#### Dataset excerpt
++++

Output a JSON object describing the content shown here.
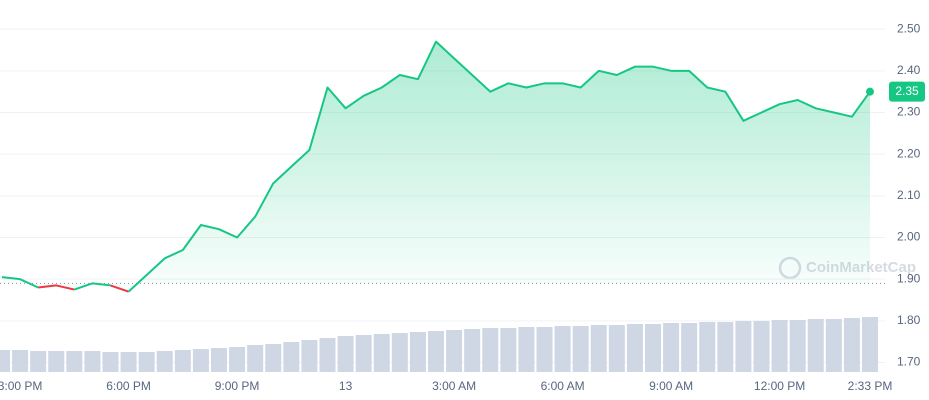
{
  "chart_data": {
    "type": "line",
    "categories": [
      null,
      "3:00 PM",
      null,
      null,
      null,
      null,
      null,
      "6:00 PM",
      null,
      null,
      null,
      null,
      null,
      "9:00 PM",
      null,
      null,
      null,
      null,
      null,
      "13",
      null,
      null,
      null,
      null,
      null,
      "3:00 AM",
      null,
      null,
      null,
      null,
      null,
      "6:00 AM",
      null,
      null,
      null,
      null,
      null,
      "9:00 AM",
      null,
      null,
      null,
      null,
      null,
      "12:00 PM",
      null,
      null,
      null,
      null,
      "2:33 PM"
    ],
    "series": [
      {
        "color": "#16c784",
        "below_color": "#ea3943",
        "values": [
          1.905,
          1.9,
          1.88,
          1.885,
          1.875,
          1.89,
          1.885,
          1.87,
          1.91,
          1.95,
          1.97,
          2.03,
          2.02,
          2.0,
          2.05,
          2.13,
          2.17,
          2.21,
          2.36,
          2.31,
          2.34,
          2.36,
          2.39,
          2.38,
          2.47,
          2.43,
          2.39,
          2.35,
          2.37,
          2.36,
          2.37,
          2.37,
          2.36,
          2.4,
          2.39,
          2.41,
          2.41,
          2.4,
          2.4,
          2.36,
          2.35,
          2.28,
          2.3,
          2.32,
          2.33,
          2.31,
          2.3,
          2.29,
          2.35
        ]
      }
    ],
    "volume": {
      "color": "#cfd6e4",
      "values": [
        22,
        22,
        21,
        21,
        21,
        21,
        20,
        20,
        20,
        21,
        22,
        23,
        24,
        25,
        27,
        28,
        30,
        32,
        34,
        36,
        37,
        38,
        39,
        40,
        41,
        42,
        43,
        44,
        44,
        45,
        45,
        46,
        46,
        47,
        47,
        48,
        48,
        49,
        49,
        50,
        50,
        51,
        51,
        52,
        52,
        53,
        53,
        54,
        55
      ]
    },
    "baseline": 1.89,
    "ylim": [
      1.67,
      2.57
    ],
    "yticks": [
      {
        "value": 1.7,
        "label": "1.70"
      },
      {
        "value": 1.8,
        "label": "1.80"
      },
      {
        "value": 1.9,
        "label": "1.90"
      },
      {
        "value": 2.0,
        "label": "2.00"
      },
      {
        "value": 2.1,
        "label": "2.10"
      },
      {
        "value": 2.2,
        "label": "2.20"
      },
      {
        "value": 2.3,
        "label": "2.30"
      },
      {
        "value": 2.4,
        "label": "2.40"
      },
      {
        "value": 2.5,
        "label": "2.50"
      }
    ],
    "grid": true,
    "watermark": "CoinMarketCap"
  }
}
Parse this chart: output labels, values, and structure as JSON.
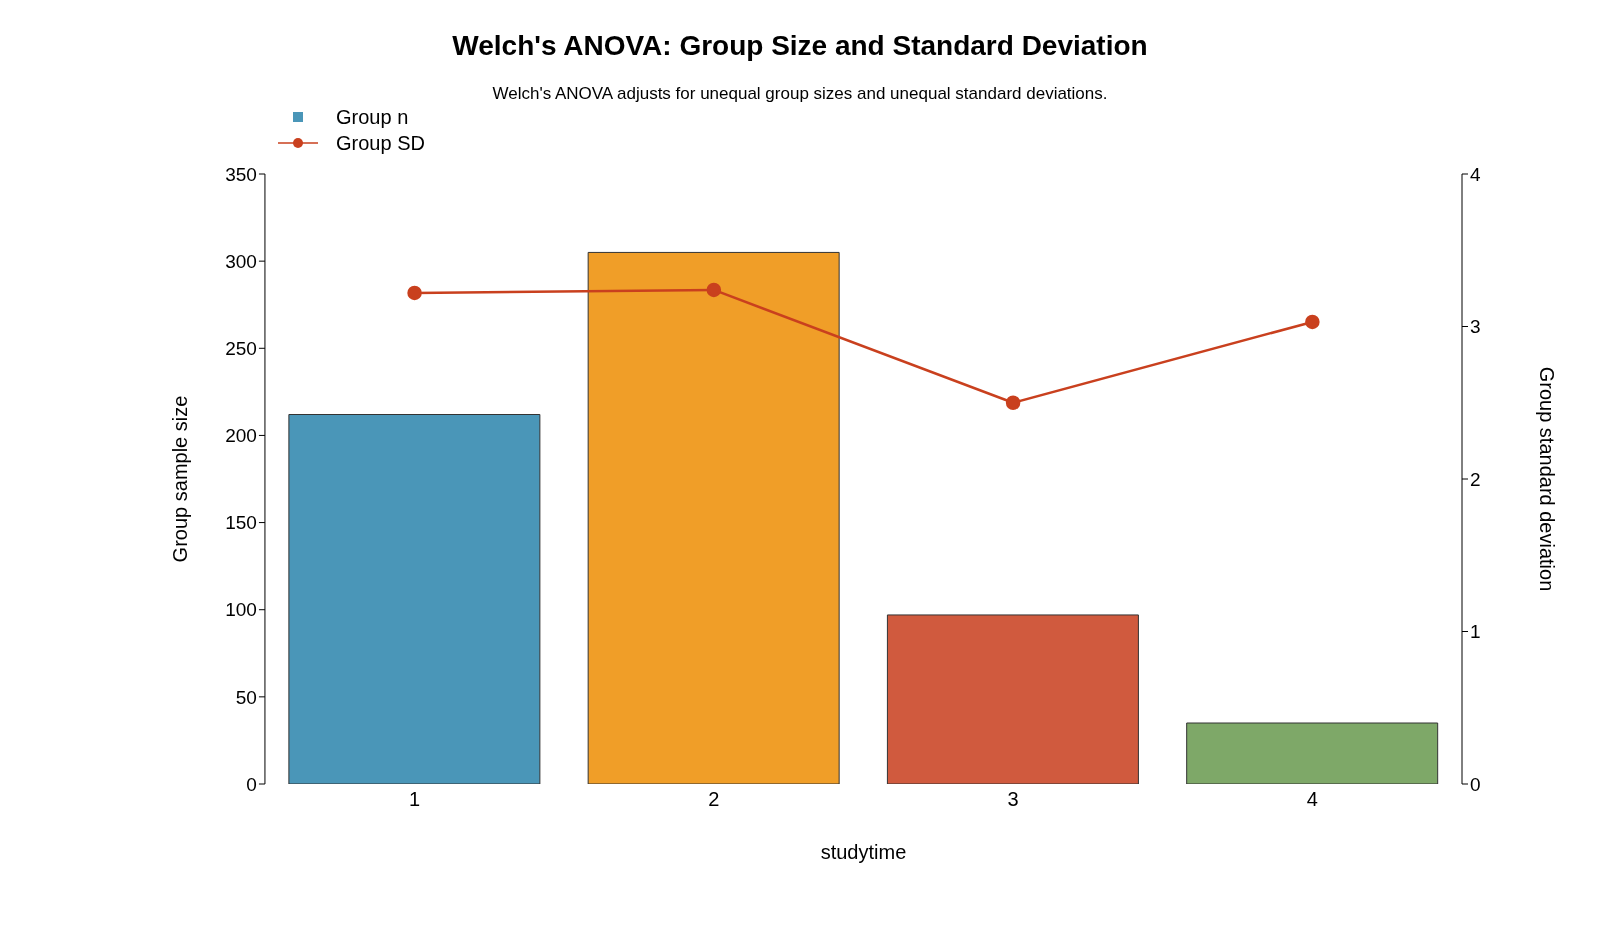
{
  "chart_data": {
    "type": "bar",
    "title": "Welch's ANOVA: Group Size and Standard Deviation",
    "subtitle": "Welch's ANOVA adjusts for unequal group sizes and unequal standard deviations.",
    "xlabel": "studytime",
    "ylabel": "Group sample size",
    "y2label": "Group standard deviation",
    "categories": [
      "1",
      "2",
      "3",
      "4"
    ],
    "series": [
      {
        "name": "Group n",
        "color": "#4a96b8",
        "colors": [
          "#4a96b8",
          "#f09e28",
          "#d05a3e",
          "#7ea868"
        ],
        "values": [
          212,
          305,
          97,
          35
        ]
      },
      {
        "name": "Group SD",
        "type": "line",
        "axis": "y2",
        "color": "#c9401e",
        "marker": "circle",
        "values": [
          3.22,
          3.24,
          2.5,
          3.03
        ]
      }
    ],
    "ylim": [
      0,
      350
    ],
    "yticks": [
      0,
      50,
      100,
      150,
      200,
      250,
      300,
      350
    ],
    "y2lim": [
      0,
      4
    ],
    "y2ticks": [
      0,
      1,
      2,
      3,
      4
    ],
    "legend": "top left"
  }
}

++++

#### What to produce
Each entry must be retyped word for word, with every image omitted.

#### Output of the exercise
Output a JSON object describing the content shown here.
{
  "chart_data": {
    "type": "line",
    "categories": [
      null,
      "3:00 PM",
      null,
      null,
      null,
      null,
      null,
      "6:00 PM",
      null,
      null,
      null,
      null,
      null,
      "9:00 PM",
      null,
      null,
      null,
      null,
      null,
      "13",
      null,
      null,
      null,
      null,
      null,
      "3:00 AM",
      null,
      null,
      null,
      null,
      null,
      "6:00 AM",
      null,
      null,
      null,
      null,
      null,
      "9:00 AM",
      null,
      null,
      null,
      null,
      null,
      "12:00 PM",
      null,
      null,
      null,
      null,
      "2:33 PM"
    ],
    "series": [
      {
        "color": "#16c784",
        "below_color": "#ea3943",
        "values": [
          1.905,
          1.9,
          1.88,
          1.885,
          1.875,
          1.89,
          1.885,
          1.87,
          1.91,
          1.95,
          1.97,
          2.03,
          2.02,
          2.0,
          2.05,
          2.13,
          2.17,
          2.21,
          2.36,
          2.31,
          2.34,
          2.36,
          2.39,
          2.38,
          2.47,
          2.43,
          2.39,
          2.35,
          2.37,
          2.36,
          2.37,
          2.37,
          2.36,
          2.4,
          2.39,
          2.41,
          2.41,
          2.4,
          2.4,
          2.36,
          2.35,
          2.28,
          2.3,
          2.32,
          2.33,
          2.31,
          2.3,
          2.29,
          2.35
        ]
      }
    ],
    "volume": {
      "color": "#cfd6e4",
      "values": [
        22,
        22,
        21,
        21,
        21,
        21,
        20,
        20,
        20,
        21,
        22,
        23,
        24,
        25,
        27,
        28,
        30,
        32,
        34,
        36,
        37,
        38,
        39,
        40,
        41,
        42,
        43,
        44,
        44,
        45,
        45,
        46,
        46,
        47,
        47,
        48,
        48,
        49,
        49,
        50,
        50,
        51,
        51,
        52,
        52,
        53,
        53,
        54,
        55
      ]
    },
    "baseline": 1.89,
    "ylim": [
      1.67,
      2.57
    ],
    "yticks": [
      {
        "value": 1.7,
        "label": "1.70"
      },
      {
        "value": 1.8,
        "label": "1.80"
      },
      {
        "value": 1.9,
        "label": "1.90"
      },
      {
        "value": 2.0,
        "label": "2.00"
      },
      {
        "value": 2.1,
        "label": "2.10"
      },
      {
        "value": 2.2,
        "label": "2.20"
      },
      {
        "value": 2.3,
        "label": "2.30"
      },
      {
        "value": 2.4,
        "label": "2.40"
      },
      {
        "value": 2.5,
        "label": "2.50"
      }
    ],
    "grid": true,
    "watermark": "CoinMarketCap"
  }
}
Parse this chart: output labels, values, and structure as JSON.
{
  "chart_data": {
    "type": "bar",
    "title": "Welch's ANOVA: Group Size and Standard Deviation",
    "subtitle": "Welch's ANOVA adjusts for unequal group sizes and unequal standard deviations.",
    "xlabel": "studytime",
    "ylabel": "Group sample size",
    "y2label": "Group standard deviation",
    "categories": [
      "1",
      "2",
      "3",
      "4"
    ],
    "series": [
      {
        "name": "Group n",
        "color": "#4a96b8",
        "colors": [
          "#4a96b8",
          "#f09e28",
          "#d05a3e",
          "#7ea868"
        ],
        "values": [
          212,
          305,
          97,
          35
        ]
      },
      {
        "name": "Group SD",
        "type": "line",
        "axis": "y2",
        "color": "#c9401e",
        "marker": "circle",
        "values": [
          3.22,
          3.24,
          2.5,
          3.03
        ]
      }
    ],
    "ylim": [
      0,
      350
    ],
    "yticks": [
      0,
      50,
      100,
      150,
      200,
      250,
      300,
      350
    ],
    "y2lim": [
      0,
      4
    ],
    "y2ticks": [
      0,
      1,
      2,
      3,
      4
    ],
    "legend": "top left"
  }
}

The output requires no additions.